__Aim__.
For every line in the records that has the word "value", make a copy.

__Items listed in a dataset__.

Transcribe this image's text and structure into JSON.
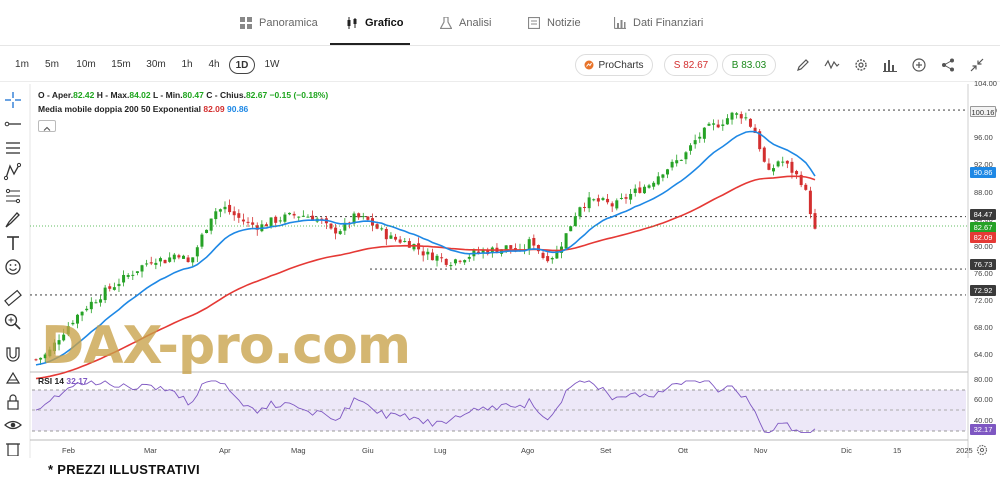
{
  "nav": {
    "tabs": [
      {
        "label": "Panoramica",
        "icon": "grid-icon"
      },
      {
        "label": "Grafico",
        "icon": "candles-icon"
      },
      {
        "label": "Analisi",
        "icon": "flask-icon"
      },
      {
        "label": "Notizie",
        "icon": "news-icon"
      },
      {
        "label": "Dati Finanziari",
        "icon": "chart-icon"
      }
    ],
    "active": "Grafico"
  },
  "toolbar": {
    "timeframes": [
      "1m",
      "5m",
      "10m",
      "15m",
      "30m",
      "1h",
      "4h",
      "1D",
      "1W"
    ],
    "selected": "1D",
    "procharts": "ProCharts",
    "sell_label": "S 82.67",
    "buy_label": "B 83.03"
  },
  "legend": {
    "ohlc_prefix": "O - Aper.",
    "open": "82.42",
    "high_prefix": "H - Max.",
    "high": "84.02",
    "low_prefix": "L - Min.",
    "low": "80.47",
    "close_prefix": "C - Chius.",
    "close": "82.67",
    "change": "−0.15 (−0.18%)",
    "ma_label": "Media mobile doppia 200 50 Exponential",
    "ma200": "82.09",
    "ma50": "90.86",
    "rsi_label": "RSI 14",
    "rsi": "32.17"
  },
  "watermark": "DAX-pro.com",
  "footer": "* PREZZI ILLUSTRATIVI",
  "colors": {
    "up": "#26a226",
    "down": "#d32f2f",
    "ma50": "#1e88e5",
    "ma200": "#e53935",
    "rsi": "#7e57c2"
  },
  "chart_data": {
    "type": "candlestick",
    "x_labels": [
      "Feb",
      "Mar",
      "Apr",
      "Mag",
      "Giu",
      "Lug",
      "Ago",
      "Set",
      "Ott",
      "Nov",
      "Dic",
      "15",
      "2025"
    ],
    "y_ticks": [
      64,
      68,
      72,
      76,
      80,
      84,
      88,
      92,
      96,
      100,
      104
    ],
    "ylim": [
      62,
      104
    ],
    "price_tags": [
      {
        "value": "100.16",
        "style": "light"
      },
      {
        "value": "90.86",
        "style": "blue"
      },
      {
        "value": "84.47",
        "style": "dark"
      },
      {
        "value": "82.67",
        "style": "green"
      },
      {
        "value": "82.09",
        "style": "red"
      },
      {
        "value": "76.73",
        "style": "dark"
      },
      {
        "value": "72.92",
        "style": "dark"
      }
    ],
    "levels": [
      100.16,
      84.47,
      76.73,
      72.92
    ],
    "rsi": {
      "ticks": [
        "80.00",
        "60.00",
        "40.00"
      ],
      "overbought": 70,
      "oversold": 30,
      "last": "32.17"
    },
    "close_series": [
      63.4,
      64.2,
      66.8,
      69.0,
      70.8,
      72.2,
      73.6,
      74.8,
      76.0,
      77.2,
      78.3,
      78.0,
      79.2,
      77.4,
      81.3,
      85.2,
      85.7,
      84.4,
      83.4,
      83.0,
      83.8,
      84.3,
      84.7,
      84.6,
      84.0,
      82.3,
      82.7,
      84.4,
      84.0,
      82.6,
      81.3,
      80.9,
      80.3,
      78.9,
      78.5,
      77.8,
      78.4,
      78.9,
      79.4,
      79.6,
      80.0,
      79.0,
      81.1,
      78.4,
      78.8,
      82.1,
      86.1,
      86.8,
      86.6,
      86.0,
      87.3,
      88.4,
      89.3,
      91.1,
      92.2,
      93.6,
      96.0,
      97.5,
      98.3,
      99.5,
      99.4,
      96.7,
      90.5,
      93.0,
      91.3,
      89.4,
      82.67
    ]
  }
}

__In response__.
        "value": "100.16",
        "value": "90.86",
        "value": "84.47",
        "value": "82.67",
        "value": "82.09",
        "value": "76.73",
        "value": "72.92",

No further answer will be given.